**Directions:**
Write the records below out in full, character for character, with no pictures.

**Listed entries:**
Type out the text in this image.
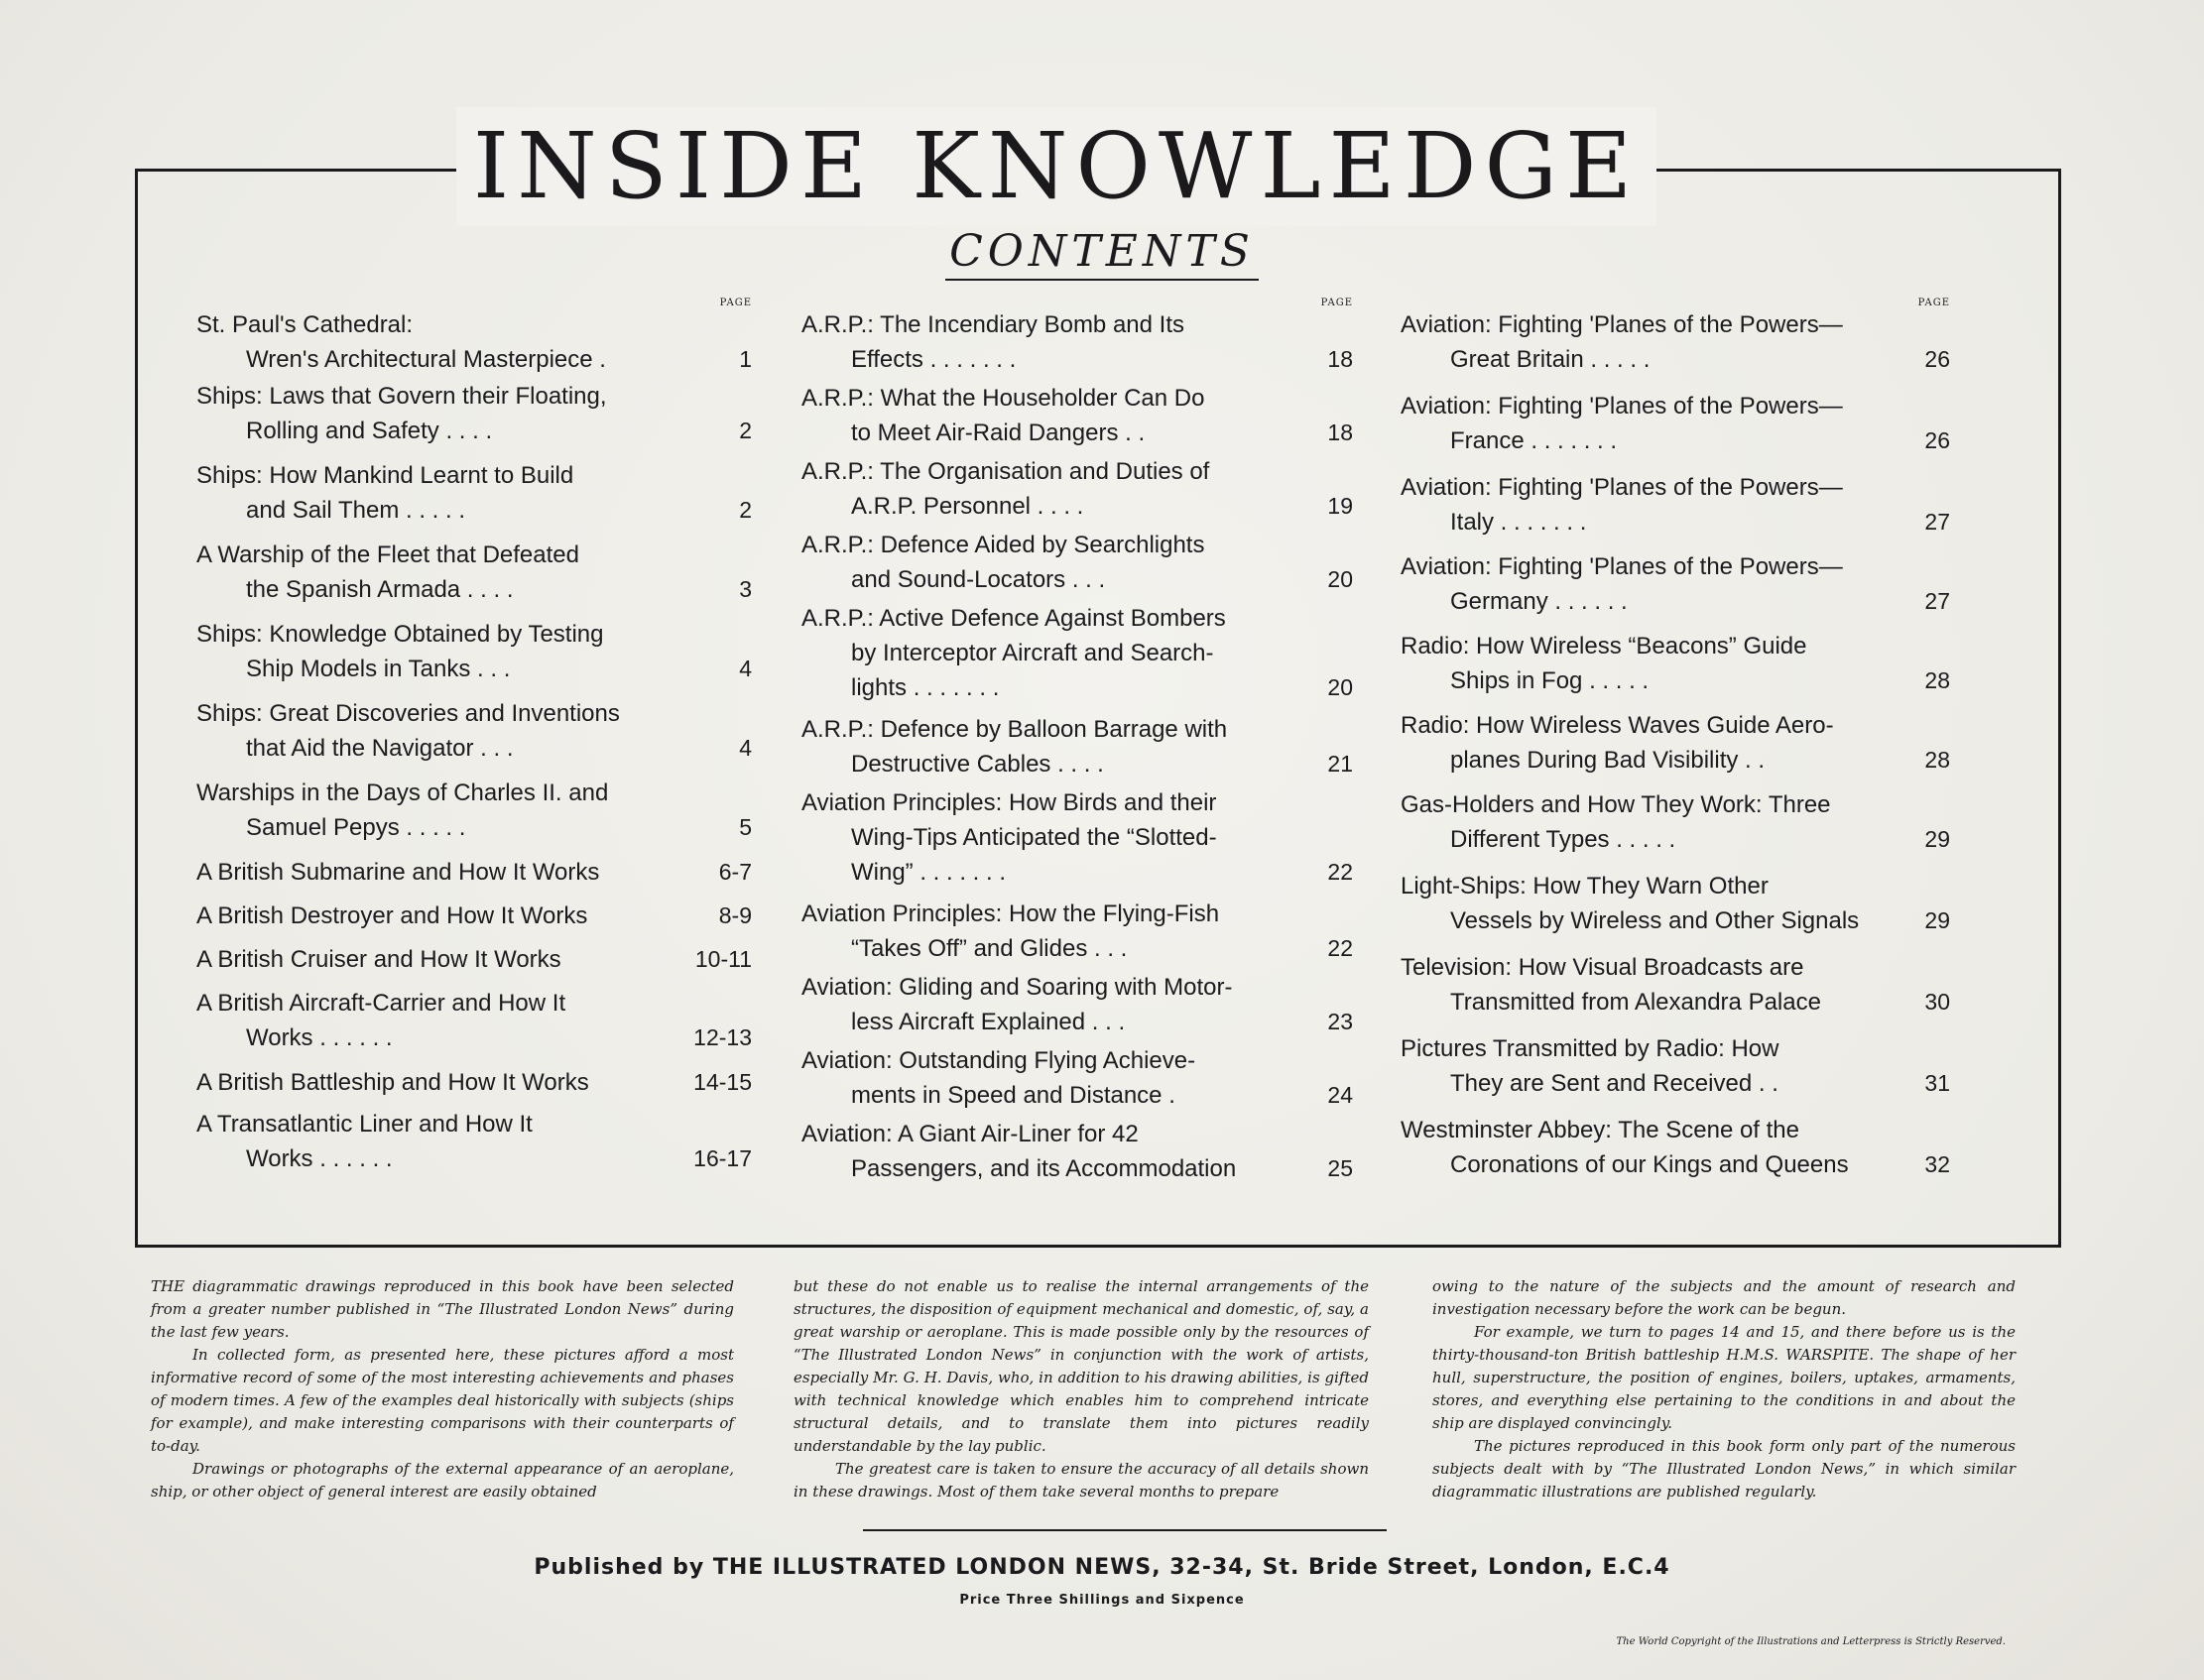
INSIDE KNOWLEDGE
CONTENTS
PAGE
St. Paul's Cathedral:
Wren's Architectural Masterpiece .	1
Ships: Laws that Govern their Floating,
Rolling and Safety . . . .	2
Ships: How Mankind Learnt to Build
and Sail Them . . . . .	2
A Warship of the Fleet that Defeated
the Spanish Armada . . . .	3
Ships: Knowledge Obtained by Testing
Ship Models in Tanks . . .	4
Ships: Great Discoveries and Inventions
that Aid the Navigator . . .	4
Warships in the Days of Charles II. and
Samuel Pepys . . . . .	5
A British Submarine and How It Works	6-7
A British Destroyer and How It Works	8-9
A British Cruiser and How It Works	10-11
A British Aircraft-Carrier and How It
Works . . . . . .	12-13
A British Battleship and How It Works	14-15
A Transatlantic Liner and How It
Works . . . . . .	16-17
PAGE
A.R.P.: The Incendiary Bomb and Its
Effects . . . . . . .	18
A.R.P.: What the Householder Can Do
to Meet Air-Raid Dangers . .	18
A.R.P.: The Organisation and Duties of
A.R.P. Personnel . . . .	19
A.R.P.: Defence Aided by Searchlights
and Sound-Locators . . .	20
A.R.P.: Active Defence Against Bombers
by Interceptor Aircraft and Search-
lights . . . . . . .	20
A.R.P.: Defence by Balloon Barrage with
Destructive Cables . . . .	21
Aviation Principles: How Birds and their
Wing-Tips Anticipated the “Slotted-
Wing” . . . . . . .	22
Aviation Principles: How the Flying-Fish
“Takes Off” and Glides . . .	22
Aviation: Gliding and Soaring with Motor-
less Aircraft Explained . . .	23
Aviation: Outstanding Flying Achieve-
ments in Speed and Distance .	24
Aviation: A Giant Air-Liner for 42
Passengers, and its Accommodation	25
PAGE
Aviation: Fighting 'Planes of the Powers—
Great Britain . . . . .	26
Aviation: Fighting 'Planes of the Powers—
France . . . . . . .	26
Aviation: Fighting 'Planes of the Powers—
Italy . . . . . . .	27
Aviation: Fighting 'Planes of the Powers—
Germany . . . . . .	27
Radio: How Wireless “Beacons” Guide
Ships in Fog . . . . .	28
Radio: How Wireless Waves Guide Aero-
planes During Bad Visibility . .	28
Gas-Holders and How They Work: Three
Different Types . . . . .	29
Light-Ships: How They Warn Other
Vessels by Wireless and Other Signals	29
Television: How Visual Broadcasts are
Transmitted from Alexandra Palace	30
Pictures Transmitted by Radio: How
They are Sent and Received . .	31
Westminster Abbey: The Scene of the
Coronations of our Kings and Queens	32

THE diagrammatic drawings reproduced in this book have been selected from a greater number published in “The Illustrated London News” during the last few years.

In collected form, as presented here, these pictures afford a most informative record of some of the most interesting achievements and phases of modern times. A few of the examples deal historically with subjects (ships for example), and make interesting comparisons with their counterparts of to-day.

Drawings or photographs of the external appearance of an aeroplane, ship, or other object of general interest are easily obtained

but these do not enable us to realise the internal arrangements of the structures, the disposition of equipment mechanical and domestic, of, say, a great warship or aeroplane. This is made possible only by the resources of “The Illustrated London News” in conjunction with the work of artists, especially Mr. G. H. Davis, who, in addition to his drawing abilities, is gifted with technical knowledge which enables him to comprehend intricate structural details, and to translate them into pictures readily understandable by the lay public.

The greatest care is taken to ensure the accuracy of all details shown in these drawings. Most of them take several months to prepare

owing to the nature of the subjects and the amount of research and investigation necessary before the work can be begun.

For example, we turn to pages 14 and 15, and there before us is the thirty-thousand-ton British battleship H.M.S. WARSPITE. The shape of her hull, superstructure, the position of engines, boilers, uptakes, armaments, stores, and everything else pertaining to the conditions in and about the ship are displayed convincingly.

The pictures reproduced in this book form only part of the numerous subjects dealt with by “The Illustrated London News,” in which similar diagrammatic illustrations are published regularly.

Published by THE ILLUSTRATED LONDON NEWS, 32-34, St. Bride Street, London, E.C.4
Price Three Shillings and Sixpence
The World Copyright of the Illustrations and Letterpress is Strictly Reserved.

**Exercise answer:**
Type out the text in this image.
INSIDE KNOWLEDGE
CONTENTS
PAGE
St. Paul's Cathedral:
Wren's Architectural Masterpiece .	1
Ships: Laws that Govern their Floating,
Rolling and Safety . . . .	2
Ships: How Mankind Learnt to Build
and Sail Them . . . . .	2
A Warship of the Fleet that Defeated
the Spanish Armada . . . .	3
Ships: Knowledge Obtained by Testing
Ship Models in Tanks . . .	4
Ships: Great Discoveries and Inventions
that Aid the Navigator . . .	4
Warships in the Days of Charles II. and
Samuel Pepys . . . . .	5
A British Submarine and How It Works	6-7
A British Destroyer and How It Works	8-9
A British Cruiser and How It Works	10-11
A British Aircraft-Carrier and How It
Works . . . . . .	12-13
A British Battleship and How It Works	14-15
A Transatlantic Liner and How It
Works . . . . . .	16-17
PAGE
A.R.P.: The Incendiary Bomb and Its
Effects . . . . . . .	18
A.R.P.: What the Householder Can Do
to Meet Air-Raid Dangers . .	18
A.R.P.: The Organisation and Duties of
A.R.P. Personnel . . . .	19
A.R.P.: Defence Aided by Searchlights
and Sound-Locators . . .	20
A.R.P.: Active Defence Against Bombers
by Interceptor Aircraft and Search-
lights . . . . . . .	20
A.R.P.: Defence by Balloon Barrage with
Destructive Cables . . . .	21
Aviation Principles: How Birds and their
Wing-Tips Anticipated the “Slotted-
Wing” . . . . . . .	22
Aviation Principles: How the Flying-Fish
“Takes Off” and Glides . . .	22
Aviation: Gliding and Soaring with Motor-
less Aircraft Explained . . .	23
Aviation: Outstanding Flying Achieve-
ments in Speed and Distance .	24
Aviation: A Giant Air-Liner for 42
Passengers, and its Accommodation	25
PAGE
Aviation: Fighting 'Planes of the Powers—
Great Britain . . . . .	26
Aviation: Fighting 'Planes of the Powers—
France . . . . . . .	26
Aviation: Fighting 'Planes of the Powers—
Italy . . . . . . .	27
Aviation: Fighting 'Planes of the Powers—
Germany . . . . . .	27
Radio: How Wireless “Beacons” Guide
Ships in Fog . . . . .	28
Radio: How Wireless Waves Guide Aero-
planes During Bad Visibility . .	28
Gas-Holders and How They Work: Three
Different Types . . . . .	29
Light-Ships: How They Warn Other
Vessels by Wireless and Other Signals	29
Television: How Visual Broadcasts are
Transmitted from Alexandra Palace	30
Pictures Transmitted by Radio: How
They are Sent and Received . .	31
Westminster Abbey: The Scene of the
Coronations of our Kings and Queens	32

THE diagrammatic drawings reproduced in this book have been selected from a greater number published in “The Illustrated London News” during the last few years.

In collected form, as presented here, these pictures afford a most informative record of some of the most interesting achievements and phases of modern times. A few of the examples deal historically with subjects (ships for example), and make interesting comparisons with their counterparts of to-day.

Drawings or photographs of the external appearance of an aeroplane, ship, or other object of general interest are easily obtained

but these do not enable us to realise the internal arrangements of the structures, the disposition of equipment mechanical and domestic, of, say, a great warship or aeroplane. This is made possible only by the resources of “The Illustrated London News” in conjunction with the work of artists, especially Mr. G. H. Davis, who, in addition to his drawing abilities, is gifted with technical knowledge which enables him to comprehend intricate structural details, and to translate them into pictures readily understandable by the lay public.

The greatest care is taken to ensure the accuracy of all details shown in these drawings. Most of them take several months to prepare

owing to the nature of the subjects and the amount of research and investigation necessary before the work can be begun.

For example, we turn to pages 14 and 15, and there before us is the thirty-thousand-ton British battleship H.M.S. WARSPITE. The shape of her hull, superstructure, the position of engines, boilers, uptakes, armaments, stores, and everything else pertaining to the conditions in and about the ship are displayed convincingly.

The pictures reproduced in this book form only part of the numerous subjects dealt with by “The Illustrated London News,” in which similar diagrammatic illustrations are published regularly.

Published by THE ILLUSTRATED LONDON NEWS, 32-34, St. Bride Street, London, E.C.4
Price Three Shillings and Sixpence
The World Copyright of the Illustrations and Letterpress is Strictly Reserved.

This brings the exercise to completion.